_EXTRACT TO READ_
** start **
One can even set up quite ridiculous cases. A cat is penned up in a steel chamber, along with the following device (which must be secured against direct interference by the cat): in a Geiger counter there is a tiny bit of radioactive substance, so small, that perhaps in the course of the hour one of the atoms decays, but also, with equal probability, perhaps none; if it happens, the counter tube discharges and through a relay releases a hammer which shatters a small flask of hydrocyanic acid. If one has left this entire system to itself for an hour, one would say that the cat still lives if meanwhile no atom has decayed. The ψ-function of the entire system would express this by having in it the living and dead cat (pardon the expression) mixed or smeared out in equal parts.
There are three popular interpretations of this experiment (don’t worry; we’ll see what this has to do with Oracle soon):
The Copenhagen Interpretation
In this interpretation, the results of the test are not complete until an observation takes place. Measurement, or observation (whether by a conscious source such as a physicist, or a non-conscious source such as a mechanical device) will eliminate one of the two parts of the superposition (|decayed atom, cat dies> + |non-decayed atom, cat lives>), and the wave containing one possibility or the other will collapse, resulting in a single post-observation outcome. Whether the cat is alive or dead inside the box prior to observation is irrelevant; the fact remains that when you look into the box, the cat will either go on to chase theoretical mice or will be given a proper theoretical burial.
** end **
_WHAT THIS TASK INVOLVES_
Retype the stretch of the cat passage above from "One can even" through "in equal parts.".

_DATA EXCERPTS_
** start **
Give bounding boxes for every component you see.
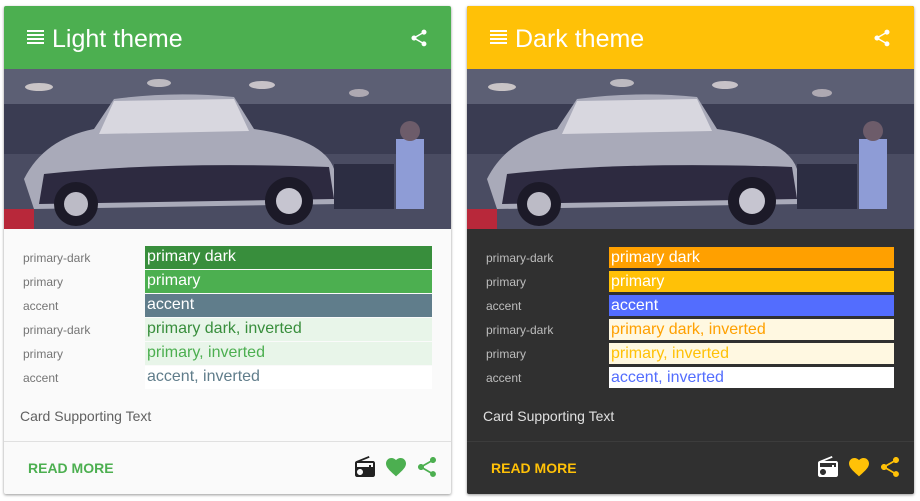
card-dark-theme: Dark theme primary-dark primary dark prima… bbox=[467, 6, 914, 494]
share-icon[interactable] bbox=[878, 455, 902, 479]
swatch-row: accent accent bbox=[4, 294, 451, 317]
read-more-button[interactable]: READ MORE bbox=[28, 460, 114, 476]
swatch-row: primary-dark primary dark, inverted bbox=[467, 318, 914, 341]
swatch-color: accent, inverted bbox=[608, 366, 895, 389]
card-supporting-text: Card Supporting Text bbox=[483, 408, 615, 424]
swatch-color: primary dark bbox=[145, 246, 432, 269]
swatch-label: primary bbox=[23, 275, 64, 289]
swatch-color: primary bbox=[145, 270, 432, 293]
share-icon[interactable] bbox=[409, 27, 429, 49]
swatch-label: primary bbox=[486, 347, 527, 361]
menu-icon[interactable] bbox=[27, 30, 44, 44]
card-light-theme: Light theme primary-dark primary dark prim… bbox=[4, 6, 451, 494]
swatch-label: accent bbox=[486, 299, 522, 313]
swatch-row: primary-dark primary dark bbox=[467, 246, 914, 269]
swatch-color: accent bbox=[608, 294, 895, 317]
card-title-bar: Dark theme bbox=[467, 6, 914, 69]
heart-icon[interactable] bbox=[384, 455, 408, 479]
swatch-row: primary primary, inverted bbox=[467, 342, 914, 365]
swatch-row: primary primary bbox=[4, 270, 451, 293]
heart-icon[interactable] bbox=[847, 455, 871, 479]
swatch-color: primary dark bbox=[608, 246, 895, 269]
swatch-row: primary primary bbox=[467, 270, 914, 293]
swatch-row: primary-dark primary dark bbox=[4, 246, 451, 269]
card-action-icons bbox=[353, 455, 439, 479]
swatch-label: primary bbox=[23, 347, 64, 361]
radio-icon[interactable] bbox=[353, 455, 377, 479]
card-action-icons bbox=[816, 455, 902, 479]
swatch-color: primary bbox=[608, 270, 895, 293]
swatch-label: primary-dark bbox=[486, 251, 554, 265]
share-icon[interactable] bbox=[415, 455, 439, 479]
swatch-color: accent bbox=[145, 294, 432, 317]
card-media-image bbox=[4, 69, 451, 229]
swatch-label: primary bbox=[486, 275, 527, 289]
card-title: Light theme bbox=[52, 25, 183, 53]
swatch-label: accent bbox=[486, 371, 522, 385]
card-title: Dark theme bbox=[515, 25, 645, 53]
share-icon[interactable] bbox=[872, 27, 892, 49]
swatch-label: accent bbox=[23, 299, 59, 313]
radio-icon[interactable] bbox=[816, 455, 840, 479]
card-title-bar: Light theme bbox=[4, 6, 451, 69]
swatch-color: primary dark, inverted bbox=[145, 318, 432, 341]
read-more-button[interactable]: READ MORE bbox=[491, 460, 577, 476]
card-media-image bbox=[467, 69, 914, 229]
swatch-label: primary-dark bbox=[23, 323, 91, 337]
swatch-label: accent bbox=[23, 371, 59, 385]
swatch-label: primary-dark bbox=[486, 323, 554, 337]
card-actions-divider bbox=[4, 441, 451, 442]
swatch-row: accent accent, inverted bbox=[467, 366, 914, 389]
swatch-label: primary-dark bbox=[23, 251, 91, 265]
swatch-color: primary, inverted bbox=[145, 342, 432, 365]
swatch-color: accent, inverted bbox=[145, 366, 432, 389]
card-supporting-text: Card Supporting Text bbox=[20, 408, 152, 424]
swatch-color: primary dark, inverted bbox=[608, 318, 895, 341]
menu-icon[interactable] bbox=[490, 30, 507, 44]
swatch-row: accent accent bbox=[467, 294, 914, 317]
swatch-row: accent accent, inverted bbox=[4, 366, 451, 389]
swatch-row: primary primary, inverted bbox=[4, 342, 451, 365]
swatch-row: primary-dark primary dark, inverted bbox=[4, 318, 451, 341]
card-actions-divider bbox=[467, 441, 914, 442]
swatch-color: primary, inverted bbox=[608, 342, 895, 365]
** end **
_FULL OUTPUT_
One can even set up quite ridiculous cases. A cat is penned up in a steel chamber, along with the following device (which must be secured against direct interference by the cat): in a Geiger counter there is a tiny bit of radioactive substance, so small, that perhaps in the course of the hour one of the atoms decays, but also, with equal probability, perhaps none; if it happens, the counter tube discharges and through a relay releases a hammer which shatters a small flask of hydrocyanic acid. If one has left this entire system to itself for an hour, one would say that the cat still lives if meanwhile no atom has decayed. The ψ-function of the entire system would express this by having in it the living and dead cat (pardon the expression) mixed or smeared out in equal parts.